INSTRUCTION
Transcribe the data in full and exactly, omitting any pictures.

RECORDS FOR THE TASK

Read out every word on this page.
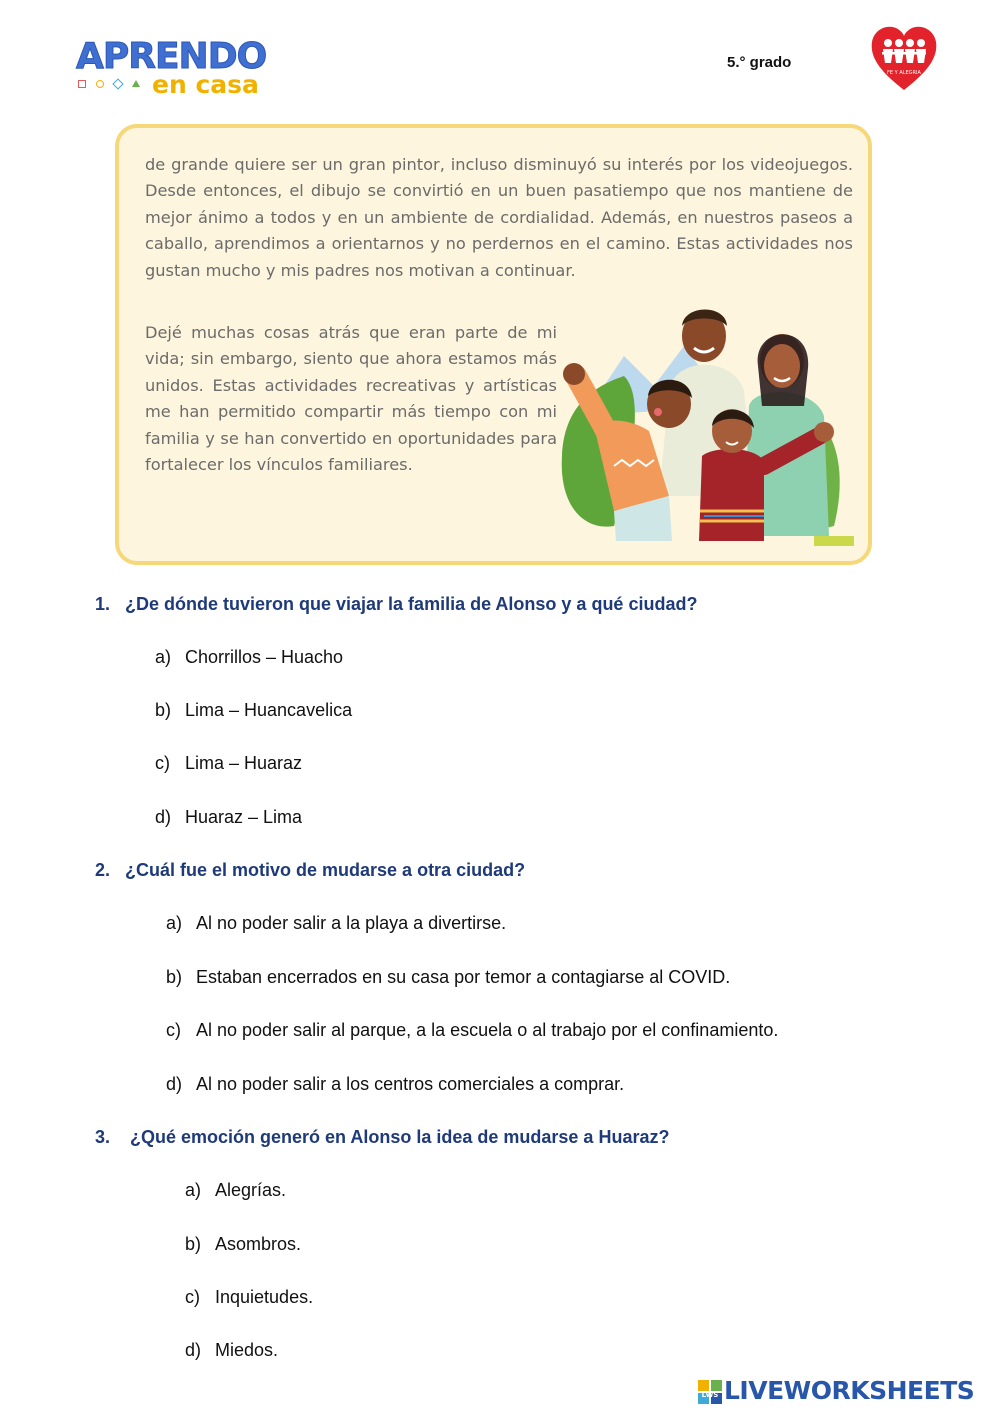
APRENDO
en casa
5.° grado
FE Y ALEGRIA

de grande quiere ser un gran pintor, incluso disminuyó su interés por los videojuegos. Desde entonces, el dibujo se convirtió en un buen pasatiempo que nos mantiene de mejor ánimo a todos y en un ambiente de cordialidad. Además, en nuestros paseos a caballo, aprendimos a orientarnos y no perdernos en el camino. Estas actividades nos gustan mucho y mis padres nos motivan a continuar.

Dejé muchas cosas atrás que eran parte de mi vida; sin embargo, siento que ahora estamos más unidos. Estas actividades recreativas y artísticas me han permitido compartir más tiempo con mi familia y se han convertido en oportunidades para fortalecer los vínculos familiares.

1. ¿De dónde tuvieron que viajar la familia de Alonso y a qué ciudad?
a) Chorrillos – Huacho
b) Lima – Huancavelica
c) Lima – Huaraz
d) Huaraz – Lima
2. ¿Cuál fue el motivo de mudarse a otra ciudad?
a) Al no poder salir a la playa a divertirse.
b) Estaban encerrados en su casa por temor a contagiarse al COVID.
c) Al no poder salir al parque, a la escuela o al trabajo por el confinamiento.
d) Al no poder salir a los centros comerciales a comprar.
3. ¿Qué emoción generó en Alonso la idea de mudarse a Huaraz?
a) Alegrías.
b) Asombros.
c) Inquietudes.
d) Miedos.
LWS LIVEWORKSHEETS
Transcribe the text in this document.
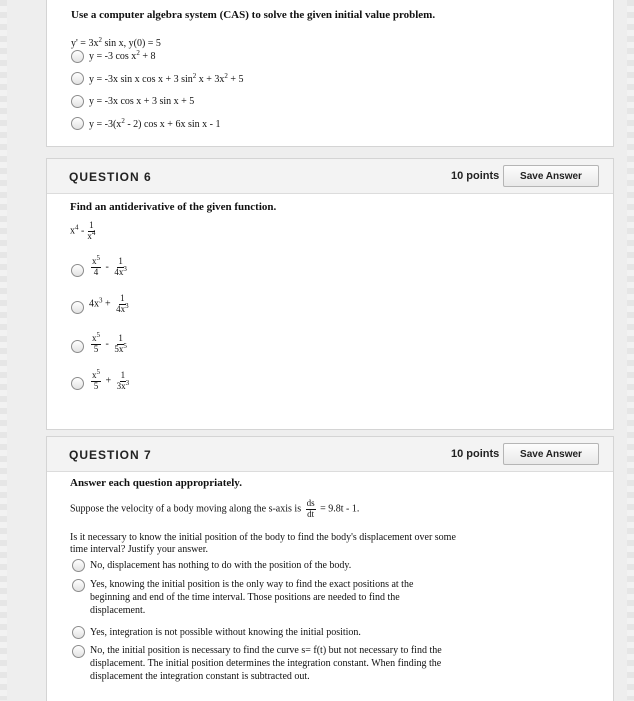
Use a computer algebra system (CAS) to solve the given initial value problem.
$y' = 3x^2$ sin x, y(0) = 5
y = -3 $\cos x^2 + 8$
y = -3x sin x cos x + 3 $\sin^2 x + 3x^2 + 5$
y = -3x cos x + 3 sin x + 5
$y = -3(x^2 - 2)$ cos x + 6x sin x - 1
QUESTION 6	10 points	Save Answer
Find an antiderivative of the given function.
$x^4 - \frac{1}{x^4}$
$\frac{x^5}{4} - \frac{1}{4x^3}$
$4x^3 + \frac{1}{4x^3}$
$\frac{x^5}{5} - \frac{1}{5x^5}$
$\frac{x^5}{5} + \frac{1}{3x^3}$
QUESTION 7	10 points	Save Answer
Answer each question appropriately.
Suppose the velocity of a body moving along the s-axis is $\frac{ds}{dt} = 9.8t - 1$.
Is it necessary to know the initial position of the body to find the body's displacement over some time interval? Justify your answer.
No, displacement has nothing to do with the position of the body.
Yes, knowing the initial position is the only way to find the exact positions at the beginning and end of the time interval. Those positions are needed to find the displacement.
Yes, integration is not possible without knowing the initial position.
No, the initial position is necessary to find the curve s= f(t) but not necessary to find the displacement. The initial position determines the integration constant. When finding the displacement the integration constant is subtracted out.
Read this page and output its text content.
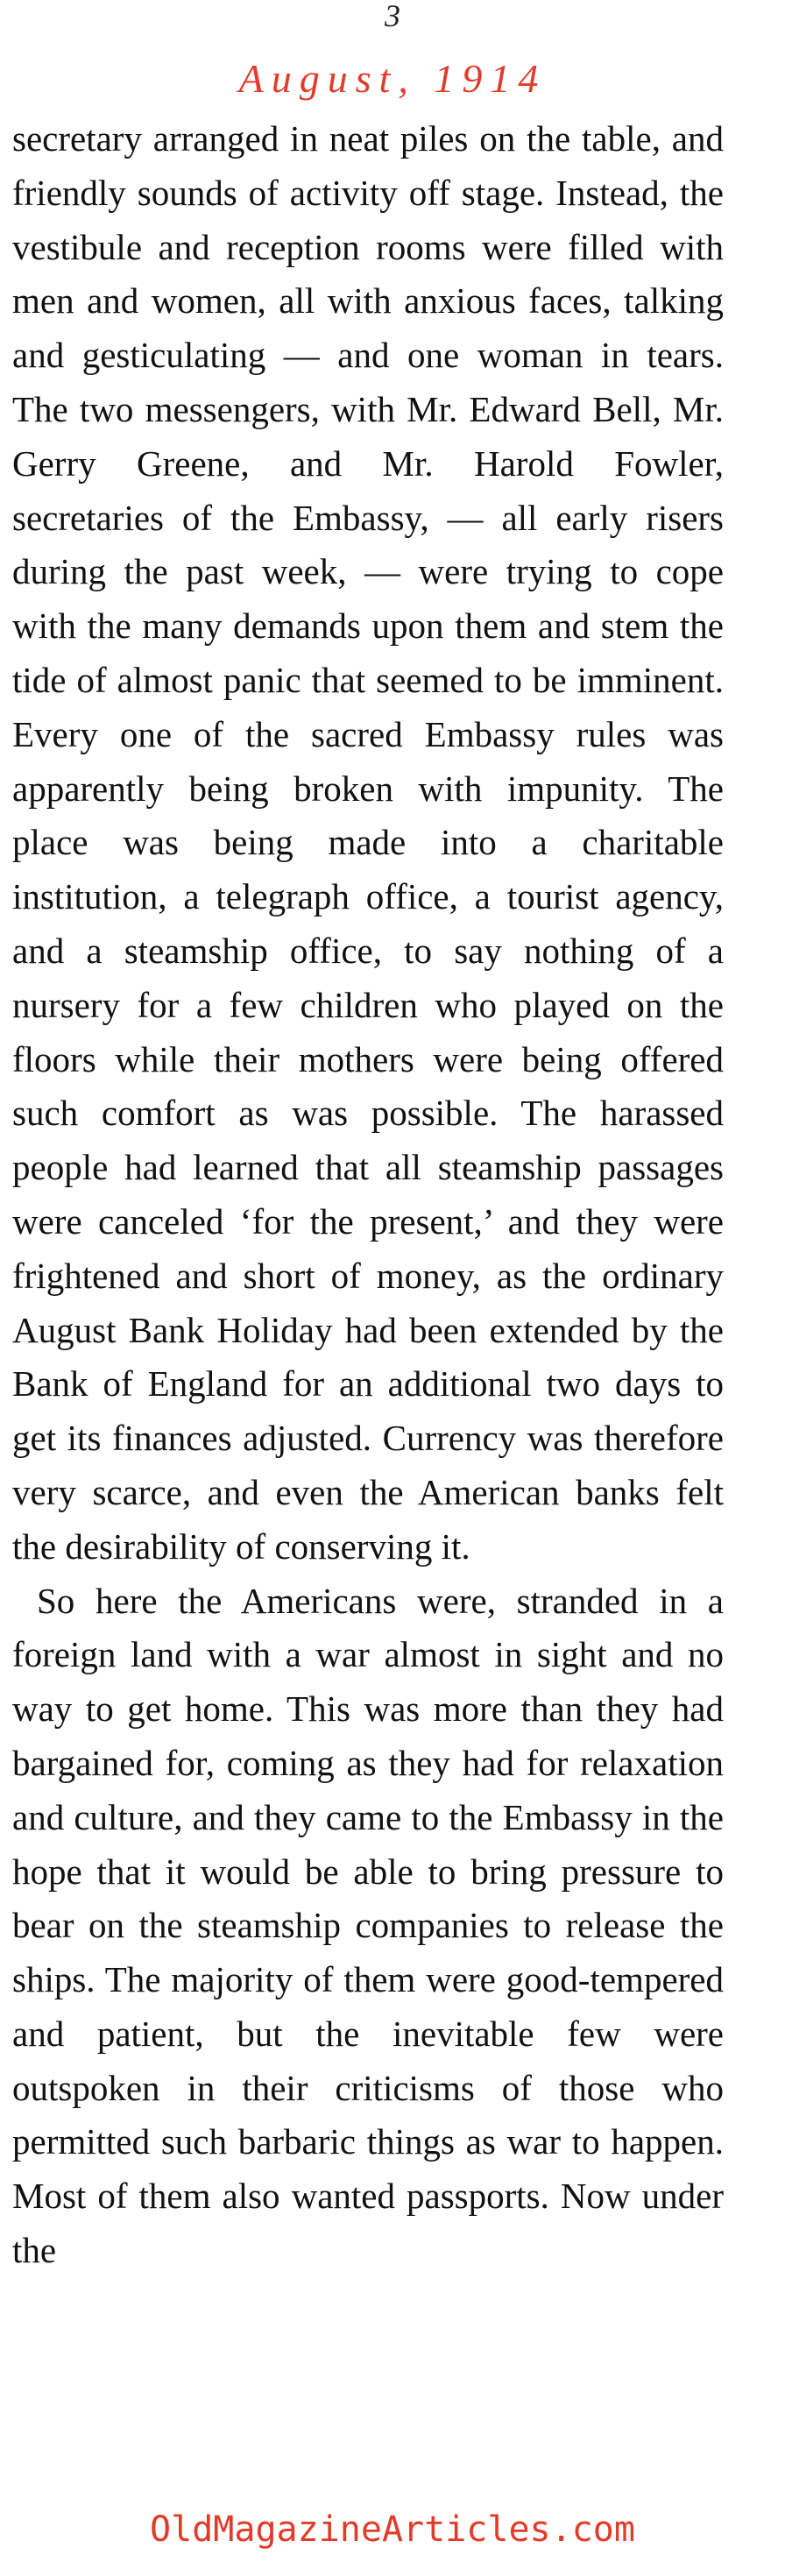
3
August, 1914

secretary arranged in neat piles on the table, and friendly sounds of activity off stage. Instead, the vestibule and reception rooms were filled with men and women, all with anxious faces, talking and gesticulating — and one woman in tears. The two messengers, with Mr. Edward Bell, Mr. Gerry Greene, and Mr. Harold Fowler, secretaries of the Embassy, — all early risers during the past week, — were trying to cope with the many demands upon them and stem the tide of almost panic that seemed to be imminent. Every one of the sacred Embassy rules was apparently being broken with impunity. The place was being made into a charitable institution, a telegraph office, a tourist agency, and a steamship office, to say nothing of a nursery for a few children who played on the floors while their mothers were being offered such comfort as was possible. The harassed people had learned that all steamship passages were canceled ‘for the present,’ and they were frightened and short of money, as the ordinary August Bank Holiday had been extended by the Bank of England for an additional two days to get its finances adjusted. Currency was therefore very scarce, and even the American banks felt the desirability of conserving it.

So here the Americans were, stranded in a foreign land with a war almost in sight and no way to get home. This was more than they had bargained for, coming as they had for relaxation and culture, and they came to the Embassy in the hope that it would be able to bring pressure to bear on the steamship companies to release the ships. The majority of them were good-tempered and patient, but the inevitable few were outspoken in their criticisms of those who permitted such barbaric things as war to happen. Most of them also wanted passports. Now under the

OldMagazineArticles.com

SOLUTION TO THIS TASK
Read out every word on this page.
APRENDO
en casa
5.° grado
FE Y ALEGRIA

de grande quiere ser un gran pintor, incluso disminuyó su interés por los videojuegos. Desde entonces, el dibujo se convirtió en un buen pasatiempo que nos mantiene de mejor ánimo a todos y en un ambiente de cordialidad. Además, en nuestros paseos a caballo, aprendimos a orientarnos y no perdernos en el camino. Estas actividades nos gustan mucho y mis padres nos motivan a continuar.

Dejé muchas cosas atrás que eran parte de mi vida; sin embargo, siento que ahora estamos más unidos. Estas actividades recreativas y artísticas me han permitido compartir más tiempo con mi familia y se han convertido en oportunidades para fortalecer los vínculos familiares.

1. ¿De dónde tuvieron que viajar la familia de Alonso y a qué ciudad?
a) Chorrillos – Huacho
b) Lima – Huancavelica
c) Lima – Huaraz
d) Huaraz – Lima
2. ¿Cuál fue el motivo de mudarse a otra ciudad?
a) Al no poder salir a la playa a divertirse.
b) Estaban encerrados en su casa por temor a contagiarse al COVID.
c) Al no poder salir al parque, a la escuela o al trabajo por el confinamiento.
d) Al no poder salir a los centros comerciales a comprar.
3. ¿Qué emoción generó en Alonso la idea de mudarse a Huaraz?
a) Alegrías.
b) Asombros.
c) Inquietudes.
d) Miedos.
LWS LIVEWORKSHEETS
Transcribe the text in this document.
Use a computer algebra system (CAS) to solve the given initial value problem.
$y' = 3x^2$ sin x, y(0) = 5
y = -3 $\cos x^2 + 8$
y = -3x sin x cos x + 3 $\sin^2 x + 3x^2 + 5$
y = -3x cos x + 3 sin x + 5
$y = -3(x^2 - 2)$ cos x + 6x sin x - 1
QUESTION 6	10 points	Save Answer
Find an antiderivative of the given function.
$x^4 - \frac{1}{x^4}$
$\frac{x^5}{4} - \frac{1}{4x^3}$
$4x^3 + \frac{1}{4x^3}$
$\frac{x^5}{5} - \frac{1}{5x^5}$
$\frac{x^5}{5} + \frac{1}{3x^3}$
QUESTION 7	10 points	Save Answer
Answer each question appropriately.
Suppose the velocity of a body moving along the s-axis is $\frac{ds}{dt} = 9.8t - 1$.
Is it necessary to know the initial position of the body to find the body's displacement over some time interval? Justify your answer.
No, displacement has nothing to do with the position of the body.
Yes, knowing the initial position is the only way to find the exact positions at the beginning and end of the time interval. Those positions are needed to find the displacement.
Yes, integration is not possible without knowing the initial position.
No, the initial position is necessary to find the curve s= f(t) but not necessary to find the displacement. The initial position determines the integration constant. When finding the displacement the integration constant is subtracted out.
Read this page and output its text content.
3
August, 1914

secretary arranged in neat piles on the table, and friendly sounds of activity off stage. Instead, the vestibule and reception rooms were filled with men and women, all with anxious faces, talking and gesticulating — and one woman in tears. The two messengers, with Mr. Edward Bell, Mr. Gerry Greene, and Mr. Harold Fowler, secretaries of the Embassy, — all early risers during the past week, — were trying to cope with the many demands upon them and stem the tide of almost panic that seemed to be imminent. Every one of the sacred Embassy rules was apparently being broken with impunity. The place was being made into a charitable institution, a telegraph office, a tourist agency, and a steamship office, to say nothing of a nursery for a few children who played on the floors while their mothers were being offered such comfort as was possible. The harassed people had learned that all steamship passages were canceled ‘for the present,’ and they were frightened and short of money, as the ordinary August Bank Holiday had been extended by the Bank of England for an additional two days to get its finances adjusted. Currency was therefore very scarce, and even the American banks felt the desirability of conserving it.

So here the Americans were, stranded in a foreign land with a war almost in sight and no way to get home. This was more than they had bargained for, coming as they had for relaxation and culture, and they came to the Embassy in the hope that it would be able to bring pressure to bear on the steamship companies to release the ships. The majority of them were good-tempered and patient, but the inevitable few were outspoken in their criticisms of those who permitted such barbaric things as war to happen. Most of them also wanted passports. Now under the

OldMagazineArticles.com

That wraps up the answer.